Direction >> Go through the material and tally the lines containing the string "your". Give the total alone.

Stored records >>

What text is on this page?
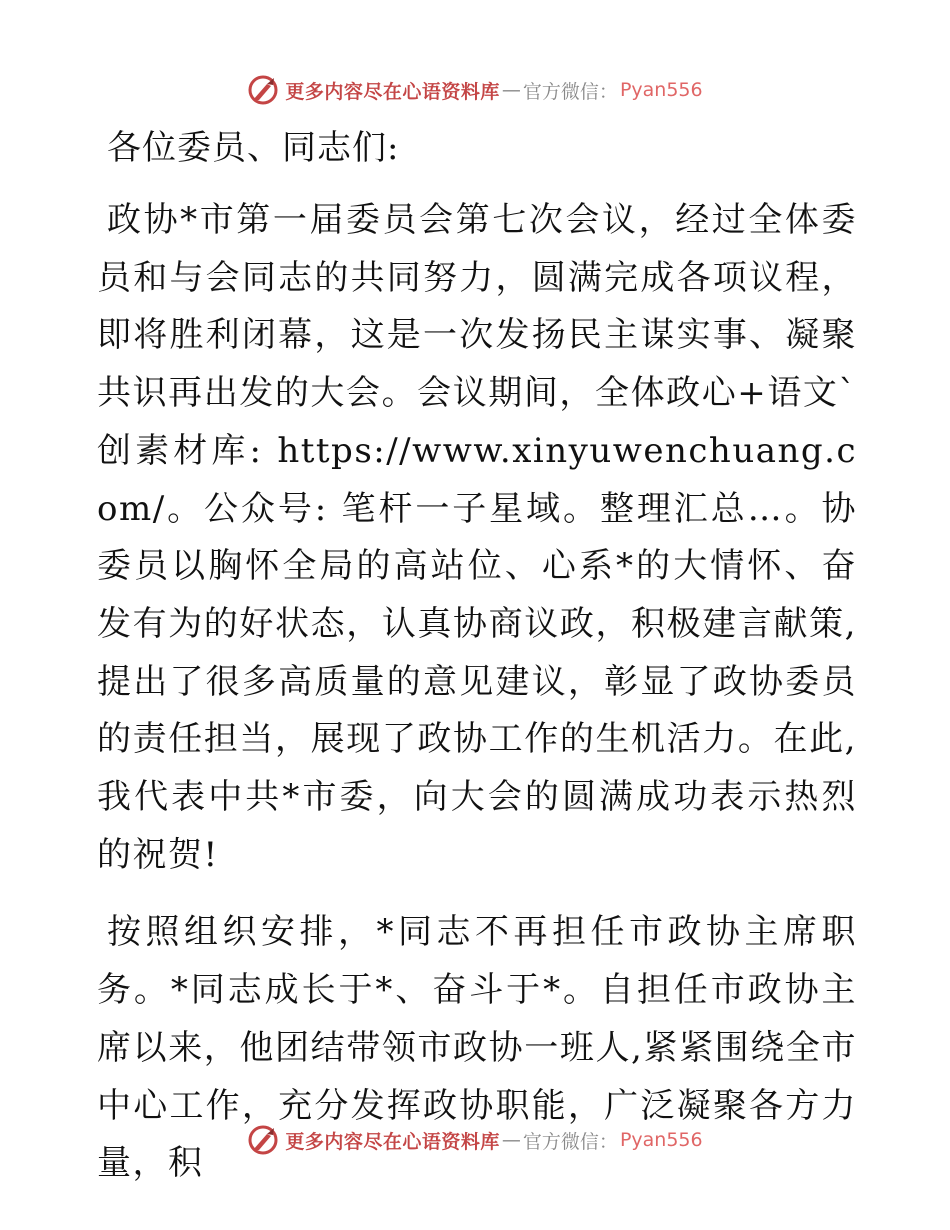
更多内容尽在心语资料库 — 官方微信： Pyan556
各位委员、同志们:

政协*市第一届委员会第七次会议，经过全体委员和与会同志的共同努力，圆满完成各项议程，即将胜利闭幕，这是一次发扬民主谋实事、凝聚共识再出发的大会。会议期间，全体政心+语文`创素材库: https://www.xinyuwenchuang.com/。公众号: 笔杆一子星域。整理汇总…。协委员以胸怀全局的高站位、心系*的大情怀、奋发有为的好状态，认真协商议政，积极建言献策,提出了很多高质量的意见建议，彰显了政协委员的责任担当，展现了政协工作的生机活力。在此,我代表中共*市委，向大会的圆满成功表示热烈的祝贺!

按照组织安排，*同志不再担任市政协主席职务。*同志成长于*、奋斗于*。自担任市政协主席以来，他团结带领市政协一班人,紧紧围绕全市中心工作，充分发挥政协职能，广泛凝聚各方力量，积

更多内容尽在心语资料库 — 官方微信： Pyan556
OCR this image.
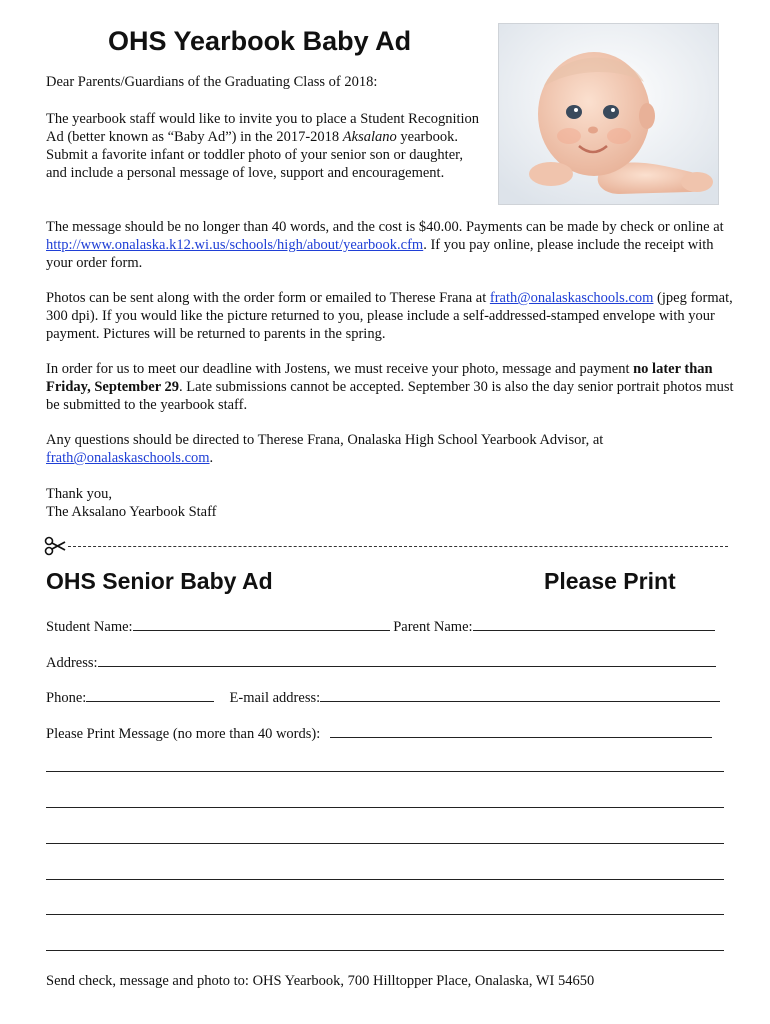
OHS Yearbook Baby Ad

Dear Parents/Guardians of the Graduating Class of 2018:

The yearbook staff would like to invite you to place a Student Recognition Ad (better known as “Baby Ad”) in the 2017-2018 Aksalano yearbook. Submit a favorite infant or toddler photo of your senior son or daughter, and include a personal message of love, support and encouragement.

The message should be no longer than 40 words, and the cost is $40.00. Payments can be made by check or online at http://www.onalaska.k12.wi.us/schools/high/about/yearbook.cfm. If you pay online, please include the receipt with your order form.

Photos can be sent along with the order form or emailed to Therese Frana at frath@onalaskaschools.com (jpeg format, 300 dpi). If you would like the picture returned to you, please include a self-addressed-stamped envelope with your payment. Pictures will be returned to parents in the spring.

In order for us to meet our deadline with Jostens, we must receive your photo, message and payment no later than Friday, September 29. Late submissions cannot be accepted. September 30 is also the day senior portrait photos must be submitted to the yearbook staff.

Any questions should be directed to Therese Frana, Onalaska High School Yearbook Advisor, at frath@onalaskaschools.com.

Thank you,

The Aksalano Yearbook Staff

OHS Senior Baby Ad	Please Print
Student Name:	Parent Name:
Address:
Phone:	E-mail address:
Please Print Message (no more than 40 words):
Send check, message and photo to: OHS Yearbook, 700 Hilltopper Place, Onalaska, WI 54650
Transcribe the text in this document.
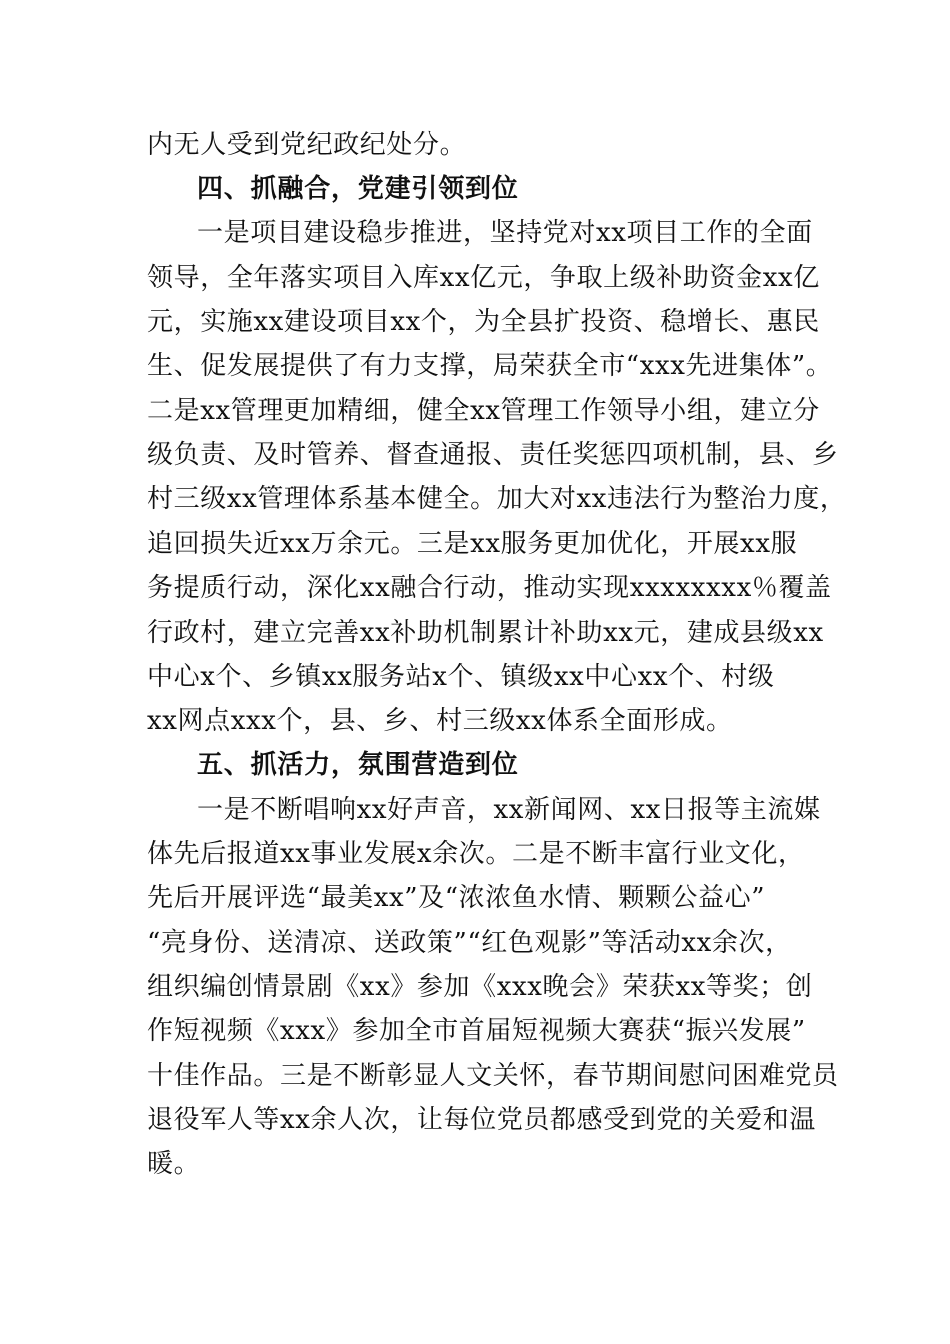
内无人受到党纪政纪处分。
四、抓融合，党建引领到位
一是项目建设稳步推进，坚持党对xx项目工作的全面
领导，全年落实项目入库xx亿元，争取上级补助资金xx亿
元，实施xx建设项目xx个，为全县扩投资、稳增长、惠民
生、促发展提供了有力支撑，局荣获全市“xxx先进集体”。
二是xx管理更加精细，健全xx管理工作领导小组，建立分
级负责、及时管养、督查通报、责任奖惩四项机制，县、乡
村三级xx管理体系基本健全。加大对xx违法行为整治力度，
追回损失近xx万余元。三是xx服务更加优化，开展xx服
务提质行动，深化xx融合行动，推动实现xxxxxxxx％覆盖
行政村，建立完善xx补助机制累计补助xx元，建成县级xx
中心x个、乡镇xx服务站x个、镇级xx中心xx个、村级
xx网点xxx个，县、乡、村三级xx体系全面形成。
五、抓活力，氛围营造到位
一是不断唱响xx好声音，xx新闻网、xx日报等主流媒
体先后报道xx事业发展x余次。二是不断丰富行业文化，
先后开展评选“最美xx”及“浓浓鱼水情、颗颗公益心”
“亮身份、送清凉、送政策”“红色观影”等活动xx余次，
组织编创情景剧《xx》参加《xxx晚会》荣获xx等奖；创
作短视频《xxx》参加全市首届短视频大赛获“振兴发展”
十佳作品。三是不断彰显人文关怀，春节期间慰问困难党员
退役军人等xx余人次，让每位党员都感受到党的关爱和温
暖。
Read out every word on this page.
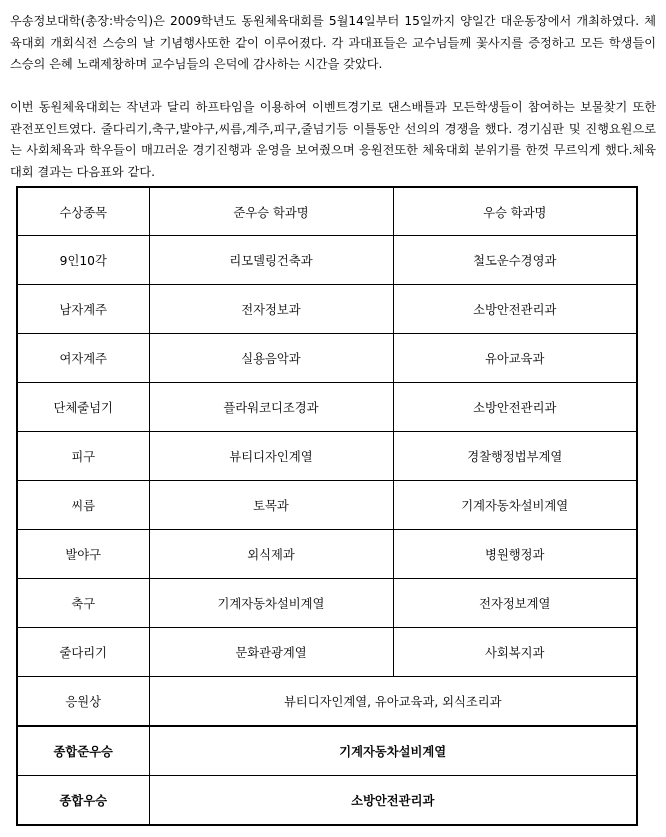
우송정보대학(총장:박승익)은 2009학년도 동원체육대회를 5월14일부터 15일까지 양일간 대운동장에서 개최하였다. 체육대회 개회식전 스승의 날 기념행사또한 같이 이루어졌다. 각 과대표들은 교수님들께 꽃사지를 증정하고 모든 학생들이 스승의 은혜 노래제창하며 교수님들의 은덕에 감사하는 시간을 갖았다.

이번 동원체육대회는 작년과 달리 하프타임을 이용하여 이벤트경기로 댄스배틀과 모든학생들이 참여하는 보물찾기 또한 관전포인트였다. 줄다리기,축구,발야구,씨름,계주,피구,줄넘기등 이틀동안 선의의 경쟁을 했다. 경기심판 및 진행요원으로는 사회체육과 학우들이 매끄러운 경기진행과 운영을 보여줬으며 응원전또한 체육대회 분위기를 한껏 무르익게 했다.체육대회 결과는 다음표와 같다.

수상종목	준우승 학과명	우승 학과명
9인10각	리모델링건축과	철도운수경영과
남자계주	전자정보과	소방안전관리과
여자계주	실용음악과	유아교육과
단체줄넘기	플라워코디조경과	소방안전관리과
피구	뷰티디자인계열	경찰행정법부계열
씨름	토목과	기계자동차설비계열
발야구	외식제과	병원행정과
축구	기계자동차설비계열	전자정보계열
줄다리기	문화관광계열	사회복지과
응원상	뷰티디자인계열, 유아교육과, 외식조리과	
종합준우승	기계자동차설비계열	
종합우승	소방안전관리과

Task answer >> 4